→ Exercise brief
Pick out the lines containing "this".

[START]

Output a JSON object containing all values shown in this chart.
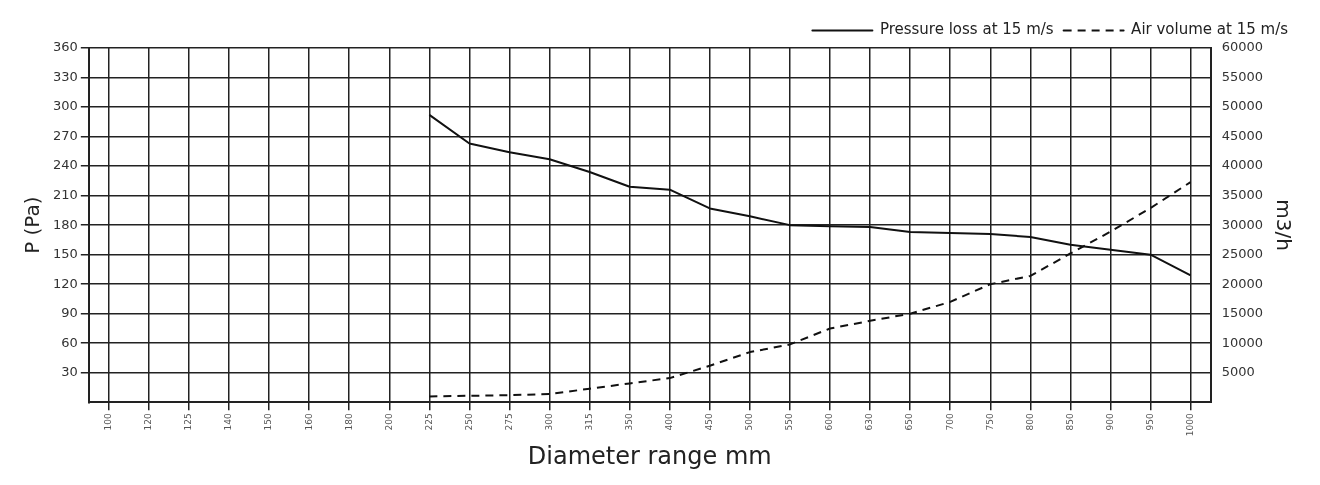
{
  "chart_data": {
    "type": "line",
    "xlabel": "Diameter range mm",
    "ylabel": "P (Pa)",
    "y2label": "m3/h",
    "categories": [
      "100",
      "120",
      "125",
      "140",
      "150",
      "160",
      "180",
      "200",
      "225",
      "250",
      "275",
      "300",
      "315",
      "350",
      "400",
      "450",
      "500",
      "550",
      "600",
      "630",
      "650",
      "700",
      "750",
      "800",
      "850",
      "900",
      "950",
      "1000"
    ],
    "series": [
      {
        "name": "Pressure loss at 15 m/s",
        "color": "#111111",
        "line_style": "solid",
        "values": [
          null,
          null,
          null,
          null,
          null,
          null,
          null,
          null,
          292,
          263,
          254,
          247,
          234,
          219,
          216,
          197,
          189,
          180,
          179,
          178,
          173,
          172,
          171,
          168,
          160,
          155,
          150,
          129
        ]
      },
      {
        "name": "Air volume at 15 m/s",
        "color": "#111111",
        "line_style": "dashed",
        "axis": "y2",
        "values": [
          null,
          null,
          null,
          null,
          null,
          null,
          null,
          null,
          1000,
          1100,
          1200,
          1400,
          2300,
          3200,
          4100,
          6200,
          8500,
          9800,
          12500,
          13800,
          15000,
          17000,
          20000,
          21400,
          25200,
          28900,
          32900,
          37300
        ]
      }
    ],
    "ylim": [
      0,
      360
    ],
    "yticks": [
      30,
      60,
      90,
      120,
      150,
      180,
      210,
      240,
      270,
      300,
      330,
      360
    ],
    "y2lim": [
      0,
      60000
    ],
    "y2ticks": [
      5000,
      10000,
      15000,
      20000,
      25000,
      30000,
      35000,
      40000,
      45000,
      50000,
      55000,
      60000
    ],
    "grid": true,
    "legend": "top right",
    "marker": "none"
  }
}
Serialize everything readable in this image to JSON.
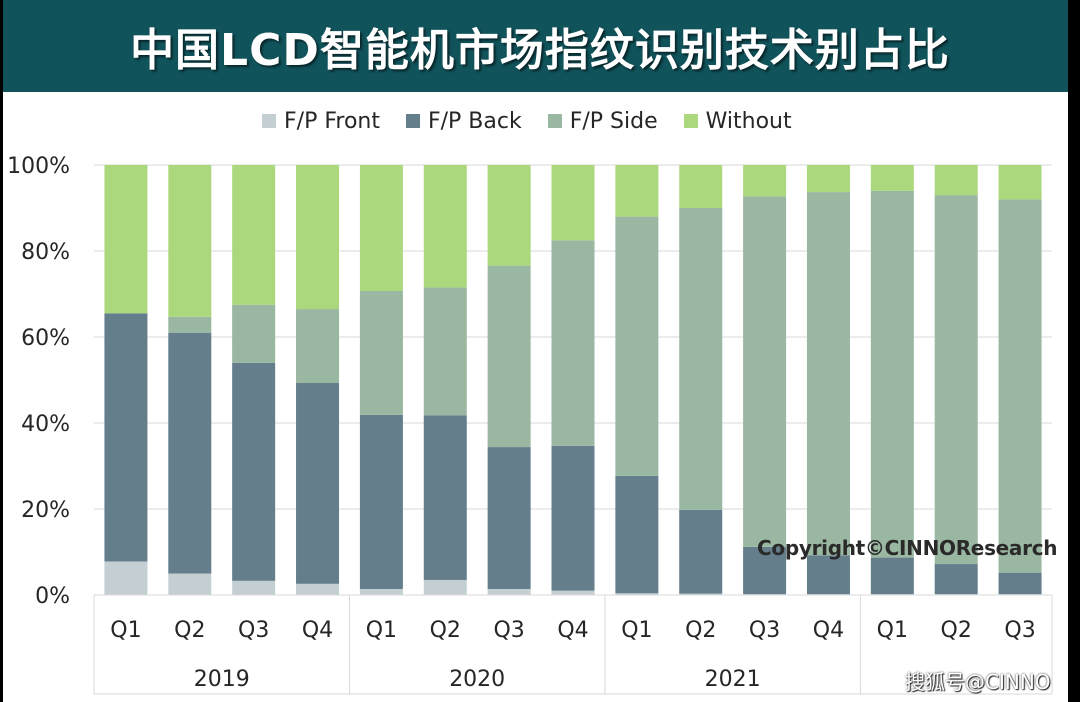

[END]

→ Response below
Output a JSON object containing all values shown in this chart.
Serialize everything readable in this image to JSON.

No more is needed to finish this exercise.